THE EXERCISE
Could you print every record below exactly as it appears?

··· DATA EXCERPTS

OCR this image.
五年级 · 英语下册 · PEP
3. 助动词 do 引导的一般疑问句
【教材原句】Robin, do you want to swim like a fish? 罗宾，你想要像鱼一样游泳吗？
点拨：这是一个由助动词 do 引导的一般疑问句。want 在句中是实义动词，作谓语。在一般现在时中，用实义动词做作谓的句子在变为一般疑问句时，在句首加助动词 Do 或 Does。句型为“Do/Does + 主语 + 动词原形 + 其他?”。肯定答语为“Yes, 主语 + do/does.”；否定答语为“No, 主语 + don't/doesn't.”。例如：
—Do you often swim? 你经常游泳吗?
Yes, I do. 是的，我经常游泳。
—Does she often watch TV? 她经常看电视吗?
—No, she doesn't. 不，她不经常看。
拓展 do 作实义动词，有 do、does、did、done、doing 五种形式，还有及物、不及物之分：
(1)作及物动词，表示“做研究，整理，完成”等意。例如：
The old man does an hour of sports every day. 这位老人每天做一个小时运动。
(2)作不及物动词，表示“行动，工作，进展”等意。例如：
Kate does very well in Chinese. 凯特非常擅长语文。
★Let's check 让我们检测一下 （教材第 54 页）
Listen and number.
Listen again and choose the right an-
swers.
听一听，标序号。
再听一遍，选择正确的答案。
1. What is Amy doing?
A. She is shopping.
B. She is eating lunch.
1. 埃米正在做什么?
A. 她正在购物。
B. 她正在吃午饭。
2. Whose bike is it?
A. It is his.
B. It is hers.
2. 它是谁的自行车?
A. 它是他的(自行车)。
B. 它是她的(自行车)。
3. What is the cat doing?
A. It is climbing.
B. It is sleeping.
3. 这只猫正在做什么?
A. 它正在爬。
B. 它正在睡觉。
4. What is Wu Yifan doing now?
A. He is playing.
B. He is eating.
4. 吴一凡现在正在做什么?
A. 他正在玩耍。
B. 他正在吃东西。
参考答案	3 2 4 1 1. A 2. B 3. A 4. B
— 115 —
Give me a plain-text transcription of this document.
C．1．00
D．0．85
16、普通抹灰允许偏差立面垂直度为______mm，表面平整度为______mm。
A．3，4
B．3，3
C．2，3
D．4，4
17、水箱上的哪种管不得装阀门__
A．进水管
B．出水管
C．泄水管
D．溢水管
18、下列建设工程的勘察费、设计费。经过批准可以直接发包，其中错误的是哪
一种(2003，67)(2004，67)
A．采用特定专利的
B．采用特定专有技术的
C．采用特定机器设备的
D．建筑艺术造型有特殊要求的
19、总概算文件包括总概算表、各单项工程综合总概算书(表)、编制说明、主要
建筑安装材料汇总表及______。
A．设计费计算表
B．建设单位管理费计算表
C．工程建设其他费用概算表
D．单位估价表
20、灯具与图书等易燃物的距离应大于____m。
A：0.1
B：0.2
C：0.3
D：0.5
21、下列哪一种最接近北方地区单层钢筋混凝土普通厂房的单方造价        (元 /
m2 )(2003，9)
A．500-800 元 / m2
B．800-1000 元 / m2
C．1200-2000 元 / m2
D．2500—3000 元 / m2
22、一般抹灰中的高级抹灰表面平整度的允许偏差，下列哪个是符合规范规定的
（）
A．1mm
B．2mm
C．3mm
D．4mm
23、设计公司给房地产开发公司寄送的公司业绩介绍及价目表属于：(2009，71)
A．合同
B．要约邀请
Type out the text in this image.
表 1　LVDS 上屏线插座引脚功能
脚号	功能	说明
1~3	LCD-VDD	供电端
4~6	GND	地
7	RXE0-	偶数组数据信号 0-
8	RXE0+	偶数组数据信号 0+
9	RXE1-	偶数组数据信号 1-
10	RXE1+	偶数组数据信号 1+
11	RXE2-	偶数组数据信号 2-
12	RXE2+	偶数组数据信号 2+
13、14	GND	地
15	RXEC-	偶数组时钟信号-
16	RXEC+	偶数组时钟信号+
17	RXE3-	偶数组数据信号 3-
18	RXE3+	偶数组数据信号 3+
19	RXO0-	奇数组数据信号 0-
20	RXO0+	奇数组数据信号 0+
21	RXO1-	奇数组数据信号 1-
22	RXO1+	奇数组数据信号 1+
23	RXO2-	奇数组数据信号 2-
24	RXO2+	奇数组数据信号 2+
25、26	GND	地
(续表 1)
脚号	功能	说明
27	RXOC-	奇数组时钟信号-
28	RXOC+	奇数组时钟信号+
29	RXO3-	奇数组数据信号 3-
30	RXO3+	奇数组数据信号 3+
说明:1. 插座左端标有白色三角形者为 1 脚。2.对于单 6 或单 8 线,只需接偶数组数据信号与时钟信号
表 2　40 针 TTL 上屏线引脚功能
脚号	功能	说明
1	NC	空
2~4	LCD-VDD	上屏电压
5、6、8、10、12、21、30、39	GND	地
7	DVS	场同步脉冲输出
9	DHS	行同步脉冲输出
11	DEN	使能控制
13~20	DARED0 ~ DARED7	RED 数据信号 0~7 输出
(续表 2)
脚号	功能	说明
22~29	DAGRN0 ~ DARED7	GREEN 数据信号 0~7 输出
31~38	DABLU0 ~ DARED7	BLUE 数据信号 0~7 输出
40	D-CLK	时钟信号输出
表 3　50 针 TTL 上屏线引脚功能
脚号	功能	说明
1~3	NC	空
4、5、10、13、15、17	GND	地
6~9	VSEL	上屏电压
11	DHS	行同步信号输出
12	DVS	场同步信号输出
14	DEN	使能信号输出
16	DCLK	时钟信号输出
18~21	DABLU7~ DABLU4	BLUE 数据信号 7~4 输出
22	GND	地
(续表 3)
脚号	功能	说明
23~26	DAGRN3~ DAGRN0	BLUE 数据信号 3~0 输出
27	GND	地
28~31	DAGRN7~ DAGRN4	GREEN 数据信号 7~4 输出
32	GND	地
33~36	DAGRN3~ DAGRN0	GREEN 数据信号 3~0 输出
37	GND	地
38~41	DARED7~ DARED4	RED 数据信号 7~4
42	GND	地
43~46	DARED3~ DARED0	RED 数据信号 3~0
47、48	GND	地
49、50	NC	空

······

WRITTEN ANSWER
OCR this image.
五年级 · 英语下册 · PEP
3. 助动词 do 引导的一般疑问句
【教材原句】Robin, do you want to swim like a fish? 罗宾，你想要像鱼一样游泳吗？
点拨：这是一个由助动词 do 引导的一般疑问句。want 在句中是实义动词，作谓语。在一般现在时中，用实义动词做作谓的句子在变为一般疑问句时，在句首加助动词 Do 或 Does。句型为“Do/Does + 主语 + 动词原形 + 其他?”。肯定答语为“Yes, 主语 + do/does.”；否定答语为“No, 主语 + don't/doesn't.”。例如：
—Do you often swim? 你经常游泳吗?
Yes, I do. 是的，我经常游泳。
—Does she often watch TV? 她经常看电视吗?
—No, she doesn't. 不，她不经常看。
拓展 do 作实义动词，有 do、does、did、done、doing 五种形式，还有及物、不及物之分：
(1)作及物动词，表示“做研究，整理，完成”等意。例如：
The old man does an hour of sports every day. 这位老人每天做一个小时运动。
(2)作不及物动词，表示“行动，工作，进展”等意。例如：
Kate does very well in Chinese. 凯特非常擅长语文。
★Let's check 让我们检测一下 （教材第 54 页）
Listen and number.
Listen again and choose the right an-
swers.
听一听，标序号。
再听一遍，选择正确的答案。
1. What is Amy doing?
A. She is shopping.
B. She is eating lunch.
1. 埃米正在做什么?
A. 她正在购物。
B. 她正在吃午饭。
2. Whose bike is it?
A. It is his.
B. It is hers.
2. 它是谁的自行车?
A. 它是他的(自行车)。
B. 它是她的(自行车)。
3. What is the cat doing?
A. It is climbing.
B. It is sleeping.
3. 这只猫正在做什么?
A. 它正在爬。
B. 它正在睡觉。
4. What is Wu Yifan doing now?
A. He is playing.
B. He is eating.
4. 吴一凡现在正在做什么?
A. 他正在玩耍。
B. 他正在吃东西。
参考答案	3 2 4 1 1. A 2. B 3. A 4. B
— 115 —
Give me a plain-text transcription of this document.
C．1．00
D．0．85
16、普通抹灰允许偏差立面垂直度为______mm，表面平整度为______mm。
A．3，4
B．3，3
C．2，3
D．4，4
17、水箱上的哪种管不得装阀门__
A．进水管
B．出水管
C．泄水管
D．溢水管
18、下列建设工程的勘察费、设计费。经过批准可以直接发包，其中错误的是哪
一种(2003，67)(2004，67)
A．采用特定专利的
B．采用特定专有技术的
C．采用特定机器设备的
D．建筑艺术造型有特殊要求的
19、总概算文件包括总概算表、各单项工程综合总概算书(表)、编制说明、主要
建筑安装材料汇总表及______。
A．设计费计算表
B．建设单位管理费计算表
C．工程建设其他费用概算表
D．单位估价表
20、灯具与图书等易燃物的距离应大于____m。
A：0.1
B：0.2
C：0.3
D：0.5
21、下列哪一种最接近北方地区单层钢筋混凝土普通厂房的单方造价        (元 /
m2 )(2003，9)
A．500-800 元 / m2
B．800-1000 元 / m2
C．1200-2000 元 / m2
D．2500—3000 元 / m2
22、一般抹灰中的高级抹灰表面平整度的允许偏差，下列哪个是符合规范规定的
（）
A．1mm
B．2mm
C．3mm
D．4mm
23、设计公司给房地产开发公司寄送的公司业绩介绍及价目表属于：(2009，71)
A．合同
B．要约邀请
Type out the text in this image.
表 1　LVDS 上屏线插座引脚功能
脚号	功能	说明
1~3	LCD-VDD	供电端
4~6	GND	地
7	RXE0-	偶数组数据信号 0-
8	RXE0+	偶数组数据信号 0+
9	RXE1-	偶数组数据信号 1-
10	RXE1+	偶数组数据信号 1+
11	RXE2-	偶数组数据信号 2-
12	RXE2+	偶数组数据信号 2+
13、14	GND	地
15	RXEC-	偶数组时钟信号-
16	RXEC+	偶数组时钟信号+
17	RXE3-	偶数组数据信号 3-
18	RXE3+	偶数组数据信号 3+
19	RXO0-	奇数组数据信号 0-
20	RXO0+	奇数组数据信号 0+
21	RXO1-	奇数组数据信号 1-
22	RXO1+	奇数组数据信号 1+
23	RXO2-	奇数组数据信号 2-
24	RXO2+	奇数组数据信号 2+
25、26	GND	地
(续表 1)
脚号	功能	说明
27	RXOC-	奇数组时钟信号-
28	RXOC+	奇数组时钟信号+
29	RXO3-	奇数组数据信号 3-
30	RXO3+	奇数组数据信号 3+
说明:1. 插座左端标有白色三角形者为 1 脚。2.对于单 6 或单 8 线,只需接偶数组数据信号与时钟信号
表 2　40 针 TTL 上屏线引脚功能
脚号	功能	说明
1	NC	空
2~4	LCD-VDD	上屏电压
5、6、8、10、12、21、30、39	GND	地
7	DVS	场同步脉冲输出
9	DHS	行同步脉冲输出
11	DEN	使能控制
13~20	DARED0 ~ DARED7	RED 数据信号 0~7 输出
(续表 2)
脚号	功能	说明
22~29	DAGRN0 ~ DARED7	GREEN 数据信号 0~7 输出
31~38	DABLU0 ~ DARED7	BLUE 数据信号 0~7 输出
40	D-CLK	时钟信号输出
表 3　50 针 TTL 上屏线引脚功能
脚号	功能	说明
1~3	NC	空
4、5、10、13、15、17	GND	地
6~9	VSEL	上屏电压
11	DHS	行同步信号输出
12	DVS	场同步信号输出
14	DEN	使能信号输出
16	DCLK	时钟信号输出
18~21	DABLU7~ DABLU4	BLUE 数据信号 7~4 输出
22	GND	地
(续表 3)
脚号	功能	说明
23~26	DAGRN3~ DAGRN0	BLUE 数据信号 3~0 输出
27	GND	地
28~31	DAGRN7~ DAGRN4	GREEN 数据信号 7~4 输出
32	GND	地
33~36	DAGRN3~ DAGRN0	GREEN 数据信号 3~0 输出
37	GND	地
38~41	DARED7~ DARED4	RED 数据信号 7~4
42	GND	地
43~46	DARED3~ DARED0	RED 数据信号 3~0
47、48	GND	地
49、50	NC	空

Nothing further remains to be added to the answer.